**Data shown**:
····················
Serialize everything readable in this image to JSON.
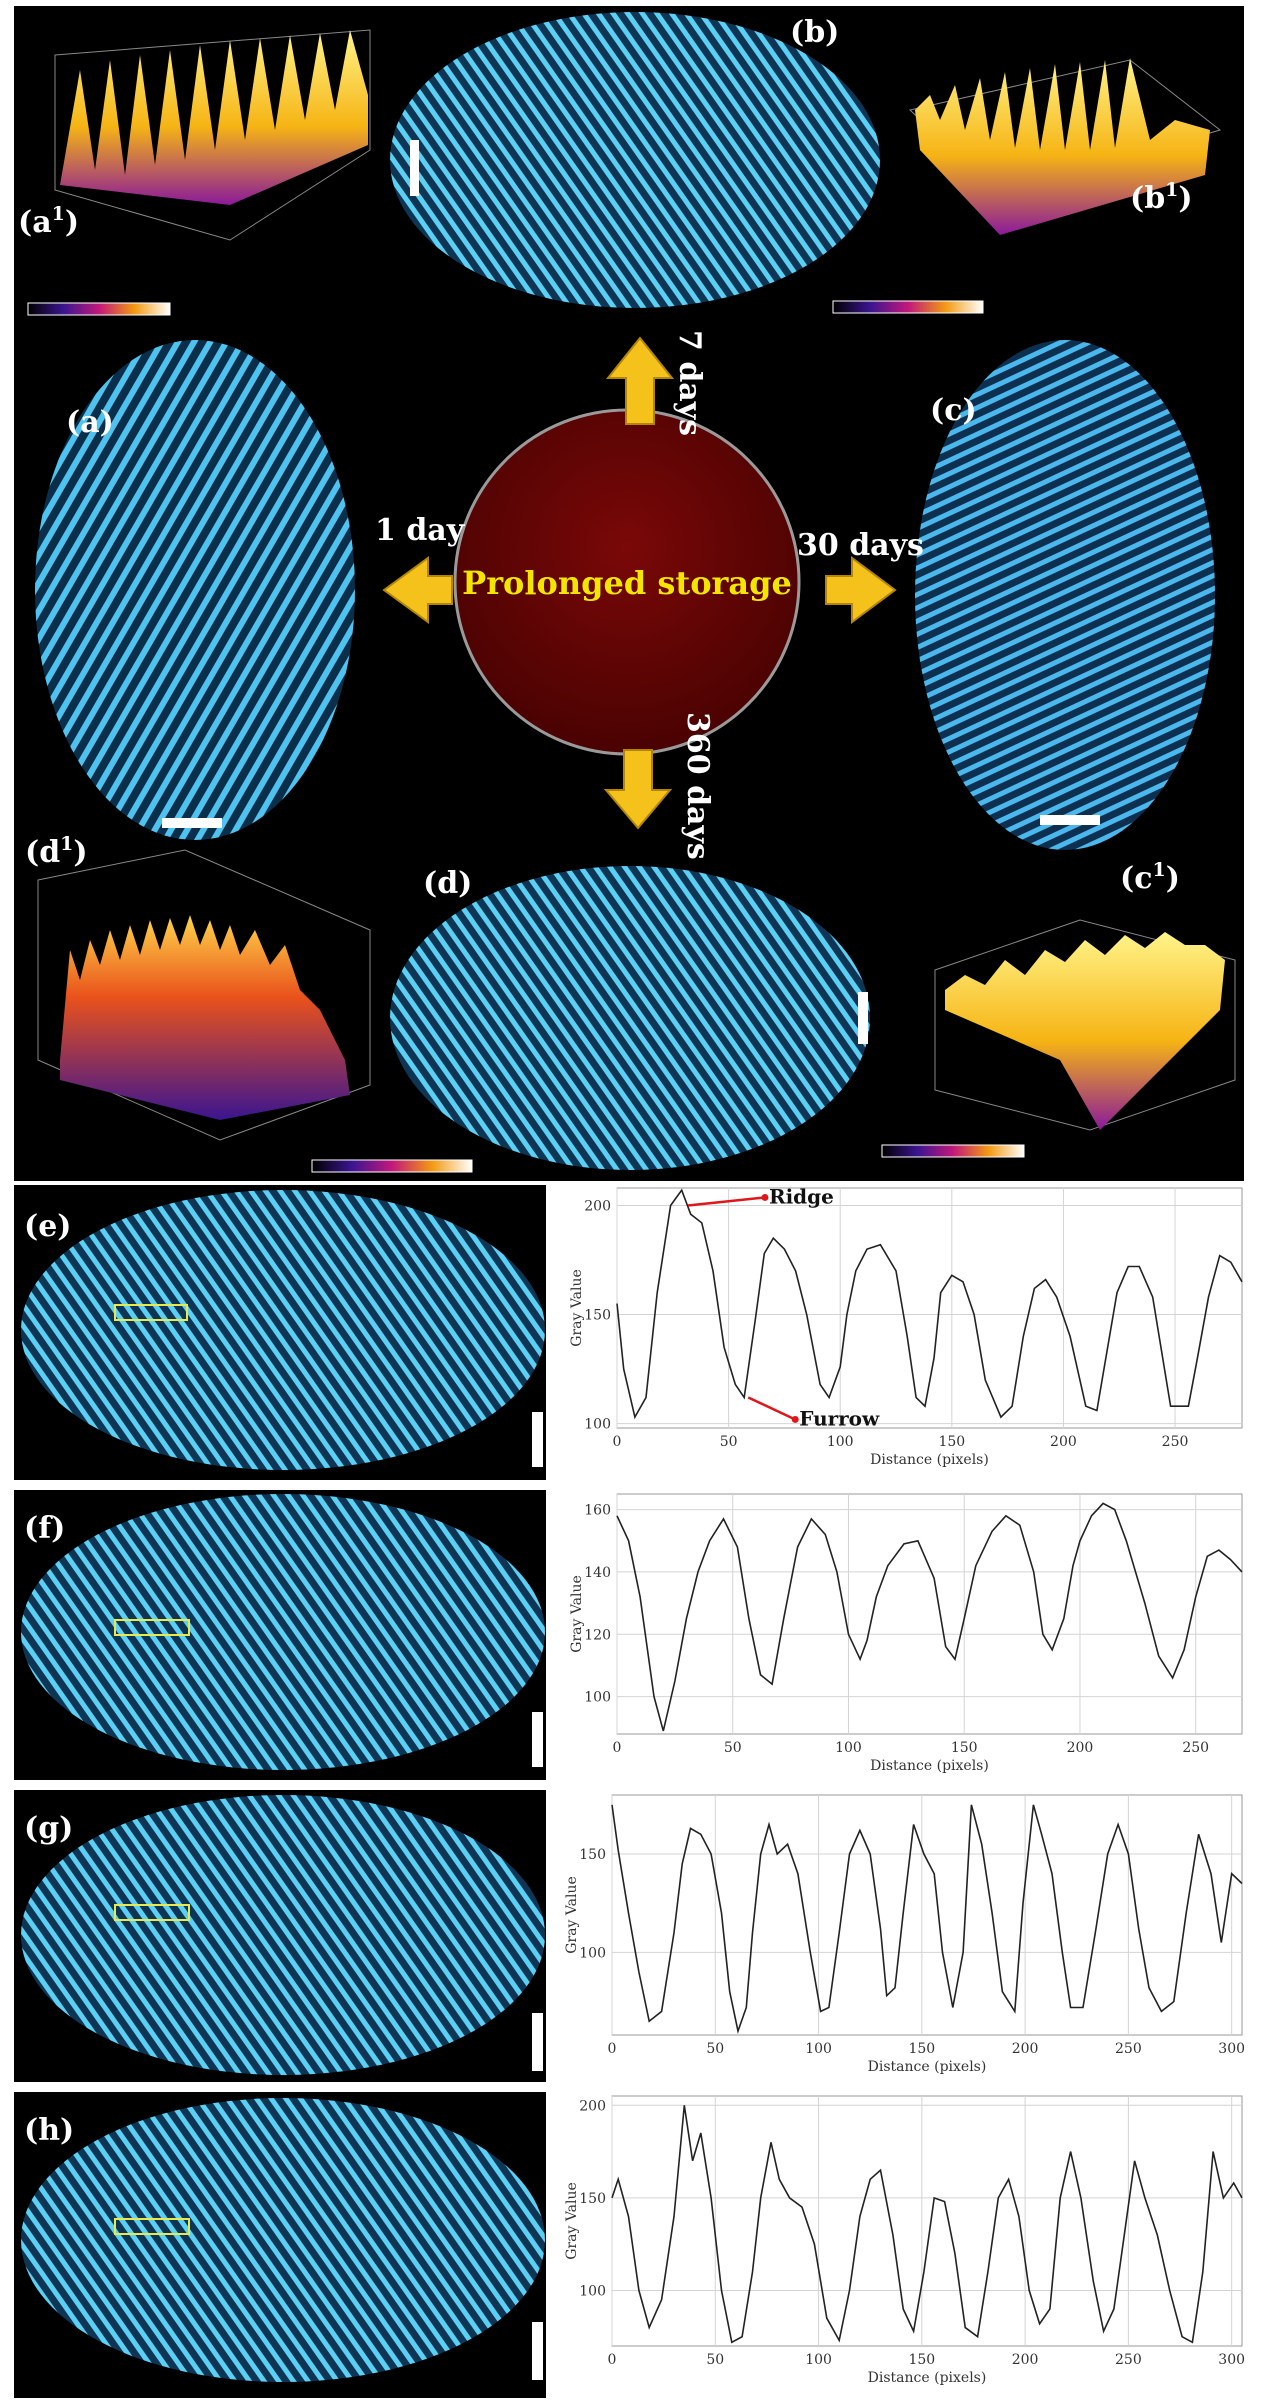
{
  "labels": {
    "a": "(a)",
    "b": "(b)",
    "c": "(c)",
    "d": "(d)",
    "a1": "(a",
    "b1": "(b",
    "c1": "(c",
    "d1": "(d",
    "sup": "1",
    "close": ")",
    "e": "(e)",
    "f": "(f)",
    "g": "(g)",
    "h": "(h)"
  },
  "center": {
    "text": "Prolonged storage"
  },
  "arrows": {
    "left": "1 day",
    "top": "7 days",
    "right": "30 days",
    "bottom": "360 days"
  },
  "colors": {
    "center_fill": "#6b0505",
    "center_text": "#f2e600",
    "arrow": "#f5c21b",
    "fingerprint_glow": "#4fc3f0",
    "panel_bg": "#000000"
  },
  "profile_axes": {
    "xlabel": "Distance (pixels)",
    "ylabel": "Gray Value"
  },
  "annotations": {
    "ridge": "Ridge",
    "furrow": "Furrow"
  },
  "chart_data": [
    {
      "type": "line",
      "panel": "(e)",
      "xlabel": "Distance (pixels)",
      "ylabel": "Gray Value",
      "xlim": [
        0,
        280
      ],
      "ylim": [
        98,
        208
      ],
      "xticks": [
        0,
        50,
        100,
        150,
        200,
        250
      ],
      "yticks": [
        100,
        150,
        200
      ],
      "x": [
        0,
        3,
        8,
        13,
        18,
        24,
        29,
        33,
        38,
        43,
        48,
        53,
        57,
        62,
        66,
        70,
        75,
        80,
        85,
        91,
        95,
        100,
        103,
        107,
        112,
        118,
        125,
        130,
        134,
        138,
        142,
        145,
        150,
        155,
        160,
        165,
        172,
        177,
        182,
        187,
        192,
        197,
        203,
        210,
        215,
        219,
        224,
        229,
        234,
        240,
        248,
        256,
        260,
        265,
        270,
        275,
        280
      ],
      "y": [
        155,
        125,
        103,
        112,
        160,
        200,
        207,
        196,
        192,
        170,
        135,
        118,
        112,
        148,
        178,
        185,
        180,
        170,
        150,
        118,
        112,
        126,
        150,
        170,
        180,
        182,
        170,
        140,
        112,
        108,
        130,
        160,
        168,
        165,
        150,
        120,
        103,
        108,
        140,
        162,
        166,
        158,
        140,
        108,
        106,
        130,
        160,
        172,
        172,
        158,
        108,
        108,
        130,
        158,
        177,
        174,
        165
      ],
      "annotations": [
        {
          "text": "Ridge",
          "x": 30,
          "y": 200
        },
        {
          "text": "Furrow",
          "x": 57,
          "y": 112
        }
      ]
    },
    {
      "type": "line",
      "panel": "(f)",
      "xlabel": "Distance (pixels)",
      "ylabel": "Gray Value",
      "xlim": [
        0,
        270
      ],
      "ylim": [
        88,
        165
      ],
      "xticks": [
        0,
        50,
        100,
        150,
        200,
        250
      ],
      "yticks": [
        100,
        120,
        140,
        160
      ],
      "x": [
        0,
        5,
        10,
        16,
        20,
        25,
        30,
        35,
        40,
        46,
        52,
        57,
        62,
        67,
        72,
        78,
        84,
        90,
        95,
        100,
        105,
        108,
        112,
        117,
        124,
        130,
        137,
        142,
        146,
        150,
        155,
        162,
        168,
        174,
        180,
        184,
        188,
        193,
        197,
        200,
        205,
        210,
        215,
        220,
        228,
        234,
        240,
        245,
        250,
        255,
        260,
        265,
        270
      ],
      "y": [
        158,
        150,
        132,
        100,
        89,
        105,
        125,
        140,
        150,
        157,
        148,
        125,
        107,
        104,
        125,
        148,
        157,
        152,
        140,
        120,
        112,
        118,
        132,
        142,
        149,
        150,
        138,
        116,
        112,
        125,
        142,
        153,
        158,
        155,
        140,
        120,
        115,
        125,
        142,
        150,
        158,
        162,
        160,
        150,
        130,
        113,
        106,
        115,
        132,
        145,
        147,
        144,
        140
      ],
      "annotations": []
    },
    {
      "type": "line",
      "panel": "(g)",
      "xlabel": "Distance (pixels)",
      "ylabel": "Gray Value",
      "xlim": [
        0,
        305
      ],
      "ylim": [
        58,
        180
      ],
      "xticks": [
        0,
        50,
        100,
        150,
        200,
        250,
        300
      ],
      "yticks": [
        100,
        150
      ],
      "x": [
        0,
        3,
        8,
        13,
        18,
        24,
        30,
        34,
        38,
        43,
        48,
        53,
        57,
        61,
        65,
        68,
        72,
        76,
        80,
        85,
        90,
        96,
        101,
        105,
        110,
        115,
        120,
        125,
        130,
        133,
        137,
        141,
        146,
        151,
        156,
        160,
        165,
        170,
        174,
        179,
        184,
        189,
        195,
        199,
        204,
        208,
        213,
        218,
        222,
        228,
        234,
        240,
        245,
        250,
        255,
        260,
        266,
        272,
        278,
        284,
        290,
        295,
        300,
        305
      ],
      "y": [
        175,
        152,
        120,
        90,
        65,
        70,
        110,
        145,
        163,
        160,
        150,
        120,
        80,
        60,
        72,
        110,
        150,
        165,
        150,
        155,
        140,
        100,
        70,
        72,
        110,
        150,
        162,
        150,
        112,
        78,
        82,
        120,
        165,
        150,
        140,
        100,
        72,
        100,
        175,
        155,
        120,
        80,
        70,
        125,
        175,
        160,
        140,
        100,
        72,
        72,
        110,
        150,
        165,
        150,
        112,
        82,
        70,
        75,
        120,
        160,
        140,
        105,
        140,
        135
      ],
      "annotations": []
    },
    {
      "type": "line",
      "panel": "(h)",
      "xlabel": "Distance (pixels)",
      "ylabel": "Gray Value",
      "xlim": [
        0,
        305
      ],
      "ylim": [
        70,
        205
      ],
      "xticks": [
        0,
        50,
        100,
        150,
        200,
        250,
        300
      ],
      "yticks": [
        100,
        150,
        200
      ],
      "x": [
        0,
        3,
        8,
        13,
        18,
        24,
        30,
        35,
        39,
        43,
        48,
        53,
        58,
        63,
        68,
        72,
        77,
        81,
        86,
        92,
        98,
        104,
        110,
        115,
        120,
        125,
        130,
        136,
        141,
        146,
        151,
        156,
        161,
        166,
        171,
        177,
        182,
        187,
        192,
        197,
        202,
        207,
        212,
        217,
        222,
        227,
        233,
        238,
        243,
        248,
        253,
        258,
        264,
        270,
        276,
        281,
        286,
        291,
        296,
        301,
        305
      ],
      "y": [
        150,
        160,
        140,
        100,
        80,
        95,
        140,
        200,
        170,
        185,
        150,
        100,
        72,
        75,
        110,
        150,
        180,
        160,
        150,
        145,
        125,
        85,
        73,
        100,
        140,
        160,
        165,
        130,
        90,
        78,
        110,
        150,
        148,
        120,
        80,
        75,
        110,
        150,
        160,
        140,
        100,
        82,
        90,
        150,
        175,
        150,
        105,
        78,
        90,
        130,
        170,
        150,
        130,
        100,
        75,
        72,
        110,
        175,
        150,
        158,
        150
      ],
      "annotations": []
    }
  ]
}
····················
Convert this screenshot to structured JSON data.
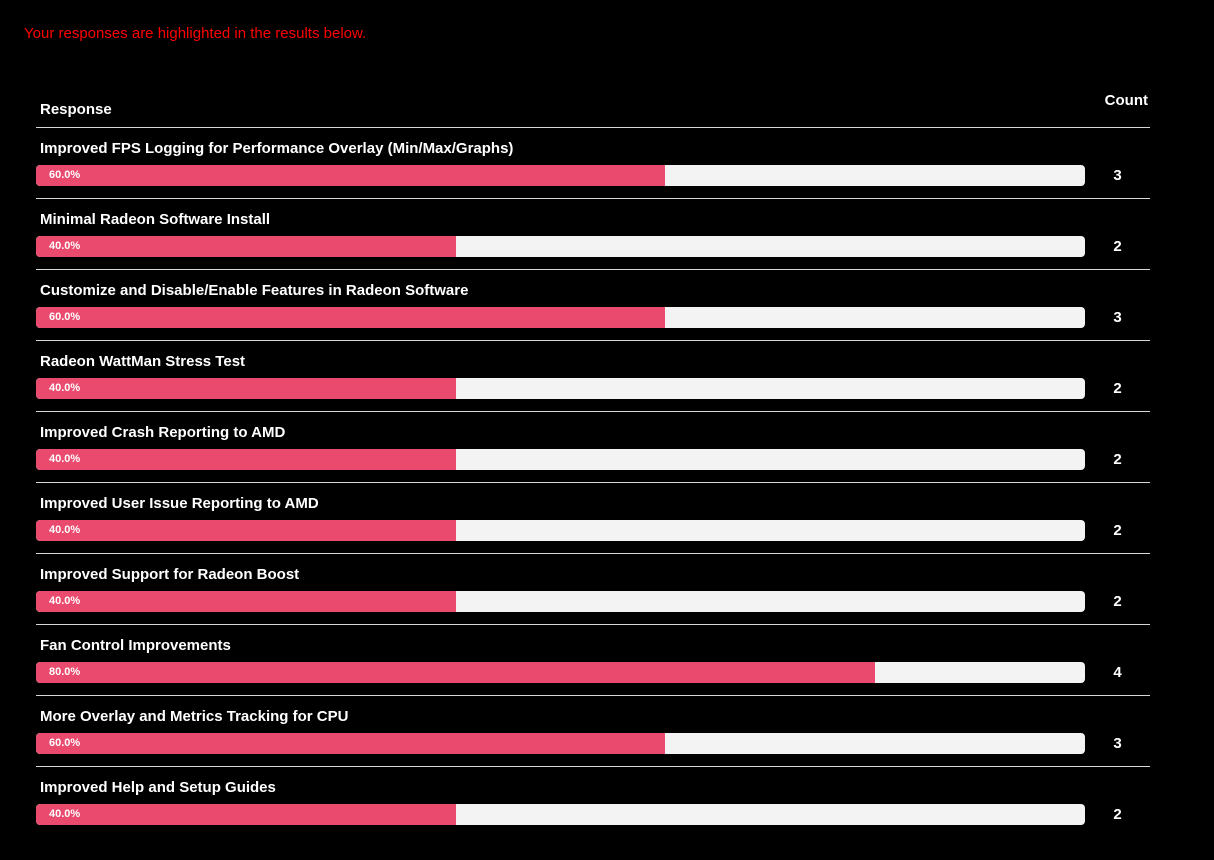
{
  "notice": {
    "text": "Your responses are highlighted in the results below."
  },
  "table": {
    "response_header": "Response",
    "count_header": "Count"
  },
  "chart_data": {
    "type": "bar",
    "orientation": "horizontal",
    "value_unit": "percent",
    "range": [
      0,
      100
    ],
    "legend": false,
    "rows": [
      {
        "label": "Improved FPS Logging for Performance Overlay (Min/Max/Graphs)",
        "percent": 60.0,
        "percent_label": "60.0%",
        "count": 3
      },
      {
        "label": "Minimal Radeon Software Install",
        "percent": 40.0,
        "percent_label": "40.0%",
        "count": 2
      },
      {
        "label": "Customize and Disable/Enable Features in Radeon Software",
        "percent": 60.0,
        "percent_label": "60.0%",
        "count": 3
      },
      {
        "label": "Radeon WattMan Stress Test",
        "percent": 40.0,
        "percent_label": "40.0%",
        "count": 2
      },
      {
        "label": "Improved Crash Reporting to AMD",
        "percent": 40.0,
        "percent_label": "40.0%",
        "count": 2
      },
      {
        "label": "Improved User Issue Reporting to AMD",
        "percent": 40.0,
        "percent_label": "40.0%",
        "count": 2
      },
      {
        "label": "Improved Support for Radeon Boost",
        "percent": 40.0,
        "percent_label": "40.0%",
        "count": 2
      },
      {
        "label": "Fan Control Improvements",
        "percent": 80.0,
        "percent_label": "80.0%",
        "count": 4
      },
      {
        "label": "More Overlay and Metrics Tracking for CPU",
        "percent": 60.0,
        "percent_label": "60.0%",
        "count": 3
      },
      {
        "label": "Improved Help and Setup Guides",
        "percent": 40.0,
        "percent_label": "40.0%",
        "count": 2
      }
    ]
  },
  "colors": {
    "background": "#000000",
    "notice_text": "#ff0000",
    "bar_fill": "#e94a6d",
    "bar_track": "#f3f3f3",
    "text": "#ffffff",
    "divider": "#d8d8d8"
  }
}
····················
**What the task asks**: How many of the lines above hold the word "Overlay"? Give only that number.

**Answer to this task**: 2